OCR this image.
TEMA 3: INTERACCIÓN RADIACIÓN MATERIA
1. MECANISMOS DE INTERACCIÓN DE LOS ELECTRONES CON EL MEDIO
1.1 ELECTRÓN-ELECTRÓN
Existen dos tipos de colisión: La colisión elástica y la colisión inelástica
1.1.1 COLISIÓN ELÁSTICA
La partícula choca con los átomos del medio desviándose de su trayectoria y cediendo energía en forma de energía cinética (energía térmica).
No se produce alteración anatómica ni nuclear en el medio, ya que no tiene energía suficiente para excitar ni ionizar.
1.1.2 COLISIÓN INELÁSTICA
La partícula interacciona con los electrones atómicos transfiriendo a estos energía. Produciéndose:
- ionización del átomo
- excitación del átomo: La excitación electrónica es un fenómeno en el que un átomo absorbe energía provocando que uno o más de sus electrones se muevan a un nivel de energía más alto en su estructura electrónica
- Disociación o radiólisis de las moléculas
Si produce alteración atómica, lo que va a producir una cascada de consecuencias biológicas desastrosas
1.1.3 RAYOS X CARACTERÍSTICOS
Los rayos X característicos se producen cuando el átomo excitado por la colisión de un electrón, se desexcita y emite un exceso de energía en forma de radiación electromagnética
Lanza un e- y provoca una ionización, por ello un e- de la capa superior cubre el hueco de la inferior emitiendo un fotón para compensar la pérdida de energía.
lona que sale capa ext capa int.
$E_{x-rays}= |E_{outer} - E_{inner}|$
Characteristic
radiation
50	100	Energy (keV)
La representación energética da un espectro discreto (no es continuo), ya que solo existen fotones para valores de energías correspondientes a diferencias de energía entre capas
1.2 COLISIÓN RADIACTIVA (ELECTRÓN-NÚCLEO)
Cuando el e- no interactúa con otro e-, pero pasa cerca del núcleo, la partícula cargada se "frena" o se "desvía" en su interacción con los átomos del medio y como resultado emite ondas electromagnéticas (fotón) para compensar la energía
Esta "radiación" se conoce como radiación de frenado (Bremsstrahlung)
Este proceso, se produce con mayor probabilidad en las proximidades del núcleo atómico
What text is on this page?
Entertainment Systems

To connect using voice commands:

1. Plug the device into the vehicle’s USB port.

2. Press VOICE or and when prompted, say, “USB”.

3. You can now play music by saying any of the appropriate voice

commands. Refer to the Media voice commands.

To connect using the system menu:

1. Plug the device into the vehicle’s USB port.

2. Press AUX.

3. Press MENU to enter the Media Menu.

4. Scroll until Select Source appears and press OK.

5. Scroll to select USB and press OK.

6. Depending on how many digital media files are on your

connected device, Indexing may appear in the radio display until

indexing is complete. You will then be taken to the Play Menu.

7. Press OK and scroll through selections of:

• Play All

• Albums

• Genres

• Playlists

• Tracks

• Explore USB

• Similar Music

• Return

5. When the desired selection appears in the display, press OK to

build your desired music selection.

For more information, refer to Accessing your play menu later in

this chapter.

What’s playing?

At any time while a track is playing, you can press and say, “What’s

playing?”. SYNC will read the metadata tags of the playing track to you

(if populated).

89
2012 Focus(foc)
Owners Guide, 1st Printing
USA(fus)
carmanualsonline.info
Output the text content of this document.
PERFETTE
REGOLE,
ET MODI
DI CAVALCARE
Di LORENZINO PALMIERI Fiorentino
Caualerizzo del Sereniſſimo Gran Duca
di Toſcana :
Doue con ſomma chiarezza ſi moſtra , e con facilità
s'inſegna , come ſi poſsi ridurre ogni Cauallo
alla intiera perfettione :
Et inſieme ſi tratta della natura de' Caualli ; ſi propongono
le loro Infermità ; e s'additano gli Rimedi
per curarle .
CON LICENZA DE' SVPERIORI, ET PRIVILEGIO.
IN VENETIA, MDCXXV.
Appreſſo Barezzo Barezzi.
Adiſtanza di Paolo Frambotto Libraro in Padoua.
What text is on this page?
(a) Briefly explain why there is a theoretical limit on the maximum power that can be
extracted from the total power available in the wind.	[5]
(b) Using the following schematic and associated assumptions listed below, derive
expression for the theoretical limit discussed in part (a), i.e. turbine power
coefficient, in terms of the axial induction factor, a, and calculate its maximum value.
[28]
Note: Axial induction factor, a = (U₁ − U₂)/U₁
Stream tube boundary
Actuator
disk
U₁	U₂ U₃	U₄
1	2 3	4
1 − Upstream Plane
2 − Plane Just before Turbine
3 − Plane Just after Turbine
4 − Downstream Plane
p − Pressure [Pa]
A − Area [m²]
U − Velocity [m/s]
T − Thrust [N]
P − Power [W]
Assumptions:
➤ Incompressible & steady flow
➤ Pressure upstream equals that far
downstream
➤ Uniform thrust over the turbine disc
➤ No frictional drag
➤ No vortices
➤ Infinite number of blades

────

» Exercise objective
Copy each record from above exactly, and include every line.

» Solution to the problem
OCR this image.
TEMA 3: INTERACCIÓN RADIACIÓN MATERIA
1. MECANISMOS DE INTERACCIÓN DE LOS ELECTRONES CON EL MEDIO
1.1 ELECTRÓN-ELECTRÓN
Existen dos tipos de colisión: La colisión elástica y la colisión inelástica
1.1.1 COLISIÓN ELÁSTICA
La partícula choca con los átomos del medio desviándose de su trayectoria y cediendo energía en forma de energía cinética (energía térmica).
No se produce alteración anatómica ni nuclear en el medio, ya que no tiene energía suficiente para excitar ni ionizar.
1.1.2 COLISIÓN INELÁSTICA
La partícula interacciona con los electrones atómicos transfiriendo a estos energía. Produciéndose:
- ionización del átomo
- excitación del átomo: La excitación electrónica es un fenómeno en el que un átomo absorbe energía provocando que uno o más de sus electrones se muevan a un nivel de energía más alto en su estructura electrónica
- Disociación o radiólisis de las moléculas
Si produce alteración atómica, lo que va a producir una cascada de consecuencias biológicas desastrosas
1.1.3 RAYOS X CARACTERÍSTICOS
Los rayos X característicos se producen cuando el átomo excitado por la colisión de un electrón, se desexcita y emite un exceso de energía en forma de radiación electromagnética
Lanza un e- y provoca una ionización, por ello un e- de la capa superior cubre el hueco de la inferior emitiendo un fotón para compensar la pérdida de energía.
lona que sale capa ext capa int.
$E_{x-rays}= |E_{outer} - E_{inner}|$
Characteristic
radiation
50	100	Energy (keV)
La representación energética da un espectro discreto (no es continuo), ya que solo existen fotones para valores de energías correspondientes a diferencias de energía entre capas
1.2 COLISIÓN RADIACTIVA (ELECTRÓN-NÚCLEO)
Cuando el e- no interactúa con otro e-, pero pasa cerca del núcleo, la partícula cargada se "frena" o se "desvía" en su interacción con los átomos del medio y como resultado emite ondas electromagnéticas (fotón) para compensar la energía
Esta "radiación" se conoce como radiación de frenado (Bremsstrahlung)
Este proceso, se produce con mayor probabilidad en las proximidades del núcleo atómico
What text is on this page?
Entertainment Systems

To connect using voice commands:

1. Plug the device into the vehicle’s USB port.

2. Press VOICE or and when prompted, say, “USB”.

3. You can now play music by saying any of the appropriate voice

commands. Refer to the Media voice commands.

To connect using the system menu:

1. Plug the device into the vehicle’s USB port.

2. Press AUX.

3. Press MENU to enter the Media Menu.

4. Scroll until Select Source appears and press OK.

5. Scroll to select USB and press OK.

6. Depending on how many digital media files are on your

connected device, Indexing may appear in the radio display until

indexing is complete. You will then be taken to the Play Menu.

7. Press OK and scroll through selections of:

• Play All

• Albums

• Genres

• Playlists

• Tracks

• Explore USB

• Similar Music

• Return

5. When the desired selection appears in the display, press OK to

build your desired music selection.

For more information, refer to Accessing your play menu later in

this chapter.

What’s playing?

At any time while a track is playing, you can press and say, “What’s

playing?”. SYNC will read the metadata tags of the playing track to you

(if populated).

89
2012 Focus(foc)
Owners Guide, 1st Printing
USA(fus)
carmanualsonline.info
Output the text content of this document.
PERFETTE
REGOLE,
ET MODI
DI CAVALCARE
Di LORENZINO PALMIERI Fiorentino
Caualerizzo del Sereniſſimo Gran Duca
di Toſcana :
Doue con ſomma chiarezza ſi moſtra , e con facilità
s'inſegna , come ſi poſsi ridurre ogni Cauallo
alla intiera perfettione :
Et inſieme ſi tratta della natura de' Caualli ; ſi propongono
le loro Infermità ; e s'additano gli Rimedi
per curarle .
CON LICENZA DE' SVPERIORI, ET PRIVILEGIO.
IN VENETIA, MDCXXV.
Appreſſo Barezzo Barezzi.
Adiſtanza di Paolo Frambotto Libraro in Padoua.
What text is on this page?
(a) Briefly explain why there is a theoretical limit on the maximum power that can be
extracted from the total power available in the wind.	[5]
(b) Using the following schematic and associated assumptions listed below, derive
expression for the theoretical limit discussed in part (a), i.e. turbine power
coefficient, in terms of the axial induction factor, a, and calculate its maximum value.
[28]
Note: Axial induction factor, a = (U₁ − U₂)/U₁
Stream tube boundary
Actuator
disk
U₁	U₂ U₃	U₄
1	2 3	4
1 − Upstream Plane
2 − Plane Just before Turbine
3 − Plane Just after Turbine
4 − Downstream Plane
p − Pressure [Pa]
A − Area [m²]
U − Velocity [m/s]
T − Thrust [N]
P − Power [W]
Assumptions:
➤ Incompressible & steady flow
➤ Pressure upstream equals that far
downstream
➤ Uniform thrust over the turbine disc
➤ No frictional drag
➤ No vortices
➤ Infinite number of blades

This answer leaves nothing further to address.